=== YOUR GOAL ===
Give an exact transcription of every line, dropping the images.
.....
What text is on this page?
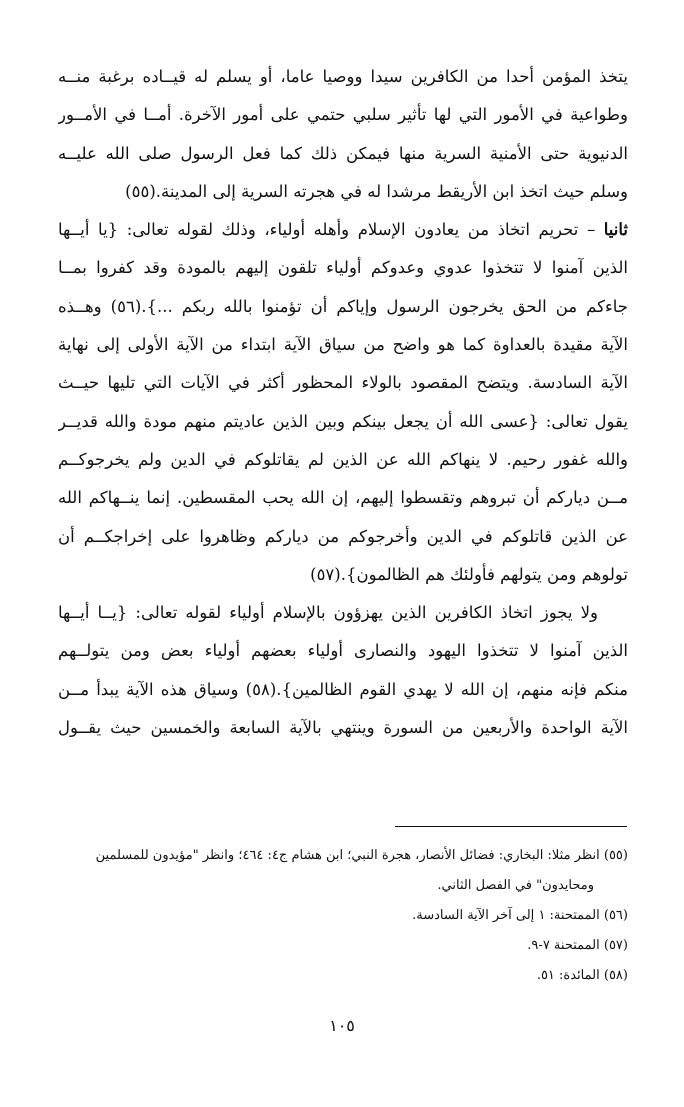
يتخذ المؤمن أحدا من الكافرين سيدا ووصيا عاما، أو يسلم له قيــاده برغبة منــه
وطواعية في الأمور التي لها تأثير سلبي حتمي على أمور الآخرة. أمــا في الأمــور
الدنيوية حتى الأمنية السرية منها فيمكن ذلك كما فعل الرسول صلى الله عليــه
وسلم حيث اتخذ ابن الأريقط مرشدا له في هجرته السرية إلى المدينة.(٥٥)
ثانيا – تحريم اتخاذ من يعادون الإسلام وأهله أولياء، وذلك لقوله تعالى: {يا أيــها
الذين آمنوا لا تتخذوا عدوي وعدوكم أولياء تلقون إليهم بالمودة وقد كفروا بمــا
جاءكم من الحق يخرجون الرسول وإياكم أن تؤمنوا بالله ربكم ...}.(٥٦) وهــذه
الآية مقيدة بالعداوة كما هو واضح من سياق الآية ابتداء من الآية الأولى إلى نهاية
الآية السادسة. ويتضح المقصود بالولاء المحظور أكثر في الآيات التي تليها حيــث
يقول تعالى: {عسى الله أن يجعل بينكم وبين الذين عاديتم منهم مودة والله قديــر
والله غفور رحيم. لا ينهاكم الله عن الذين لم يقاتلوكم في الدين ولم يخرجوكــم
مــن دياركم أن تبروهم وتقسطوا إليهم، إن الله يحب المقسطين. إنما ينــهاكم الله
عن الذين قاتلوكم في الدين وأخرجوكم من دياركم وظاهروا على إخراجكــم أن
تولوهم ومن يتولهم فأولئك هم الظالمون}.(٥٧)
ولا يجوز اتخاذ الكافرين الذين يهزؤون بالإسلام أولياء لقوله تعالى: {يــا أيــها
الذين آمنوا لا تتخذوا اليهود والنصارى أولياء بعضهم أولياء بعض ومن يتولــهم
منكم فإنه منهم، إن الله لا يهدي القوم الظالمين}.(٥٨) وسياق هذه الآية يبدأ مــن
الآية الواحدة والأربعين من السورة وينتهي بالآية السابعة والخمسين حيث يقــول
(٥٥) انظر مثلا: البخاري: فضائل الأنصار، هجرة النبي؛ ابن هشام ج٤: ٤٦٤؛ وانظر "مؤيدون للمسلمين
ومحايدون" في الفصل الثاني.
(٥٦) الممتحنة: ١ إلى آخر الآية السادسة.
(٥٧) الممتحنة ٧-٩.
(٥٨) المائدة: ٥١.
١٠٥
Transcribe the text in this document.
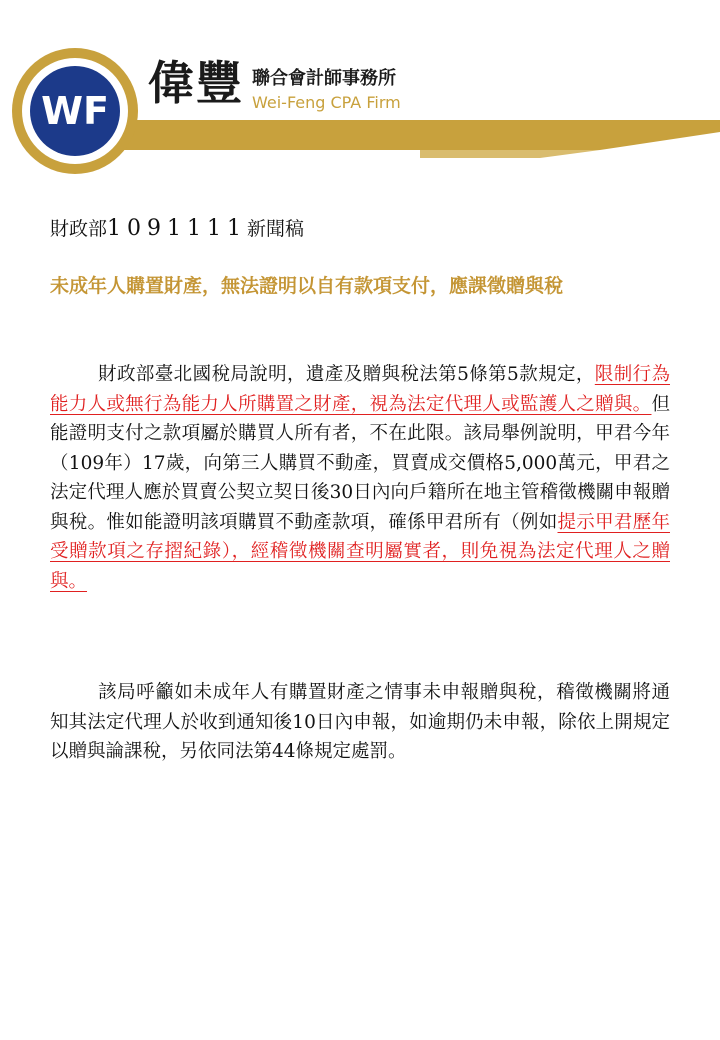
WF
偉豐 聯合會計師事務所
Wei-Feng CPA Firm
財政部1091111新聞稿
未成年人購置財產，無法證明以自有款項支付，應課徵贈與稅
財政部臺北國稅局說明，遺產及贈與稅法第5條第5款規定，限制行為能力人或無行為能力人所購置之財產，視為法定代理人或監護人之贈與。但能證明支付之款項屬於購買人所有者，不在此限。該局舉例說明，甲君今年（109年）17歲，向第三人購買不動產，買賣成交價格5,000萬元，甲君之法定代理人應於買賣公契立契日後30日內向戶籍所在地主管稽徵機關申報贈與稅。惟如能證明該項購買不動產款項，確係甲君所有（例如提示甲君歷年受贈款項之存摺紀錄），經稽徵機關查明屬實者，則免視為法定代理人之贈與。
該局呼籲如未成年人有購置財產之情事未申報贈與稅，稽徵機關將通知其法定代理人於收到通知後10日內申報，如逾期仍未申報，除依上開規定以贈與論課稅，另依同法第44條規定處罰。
.....
=== SOLUTION BELOW ===
What text is on this page?
يتخذ المؤمن أحدا من الكافرين سيدا ووصيا عاما، أو يسلم له قيــاده برغبة منــه
وطواعية في الأمور التي لها تأثير سلبي حتمي على أمور الآخرة. أمــا في الأمــور
الدنيوية حتى الأمنية السرية منها فيمكن ذلك كما فعل الرسول صلى الله عليــه
وسلم حيث اتخذ ابن الأريقط مرشدا له في هجرته السرية إلى المدينة.(٥٥)
ثانيا – تحريم اتخاذ من يعادون الإسلام وأهله أولياء، وذلك لقوله تعالى: {يا أيــها
الذين آمنوا لا تتخذوا عدوي وعدوكم أولياء تلقون إليهم بالمودة وقد كفروا بمــا
جاءكم من الحق يخرجون الرسول وإياكم أن تؤمنوا بالله ربكم ...}.(٥٦) وهــذه
الآية مقيدة بالعداوة كما هو واضح من سياق الآية ابتداء من الآية الأولى إلى نهاية
الآية السادسة. ويتضح المقصود بالولاء المحظور أكثر في الآيات التي تليها حيــث
يقول تعالى: {عسى الله أن يجعل بينكم وبين الذين عاديتم منهم مودة والله قديــر
والله غفور رحيم. لا ينهاكم الله عن الذين لم يقاتلوكم في الدين ولم يخرجوكــم
مــن دياركم أن تبروهم وتقسطوا إليهم، إن الله يحب المقسطين. إنما ينــهاكم الله
عن الذين قاتلوكم في الدين وأخرجوكم من دياركم وظاهروا على إخراجكــم أن
تولوهم ومن يتولهم فأولئك هم الظالمون}.(٥٧)
ولا يجوز اتخاذ الكافرين الذين يهزؤون بالإسلام أولياء لقوله تعالى: {يــا أيــها
الذين آمنوا لا تتخذوا اليهود والنصارى أولياء بعضهم أولياء بعض ومن يتولــهم
منكم فإنه منهم، إن الله لا يهدي القوم الظالمين}.(٥٨) وسياق هذه الآية يبدأ مــن
الآية الواحدة والأربعين من السورة وينتهي بالآية السابعة والخمسين حيث يقــول
(٥٥) انظر مثلا: البخاري: فضائل الأنصار، هجرة النبي؛ ابن هشام ج٤: ٤٦٤؛ وانظر "مؤيدون للمسلمين
ومحايدون" في الفصل الثاني.
(٥٦) الممتحنة: ١ إلى آخر الآية السادسة.
(٥٧) الممتحنة ٧-٩.
(٥٨) المائدة: ٥١.
١٠٥
Transcribe the text in this document.
WF
偉豐 聯合會計師事務所
Wei-Feng CPA Firm
財政部1091111新聞稿
未成年人購置財產，無法證明以自有款項支付，應課徵贈與稅
財政部臺北國稅局說明，遺產及贈與稅法第5條第5款規定，限制行為能力人或無行為能力人所購置之財產，視為法定代理人或監護人之贈與。但能證明支付之款項屬於購買人所有者，不在此限。該局舉例說明，甲君今年（109年）17歲，向第三人購買不動產，買賣成交價格5,000萬元，甲君之法定代理人應於買賣公契立契日後30日內向戶籍所在地主管稽徵機關申報贈與稅。惟如能證明該項購買不動產款項，確係甲君所有（例如提示甲君歷年受贈款項之存摺紀錄），經稽徵機關查明屬實者，則免視為法定代理人之贈與。
該局呼籲如未成年人有購置財產之情事未申報贈與稅，稽徵機關將通知其法定代理人於收到通知後10日內申報，如逾期仍未申報，除依上開規定以贈與論課稅，另依同法第44條規定處罰。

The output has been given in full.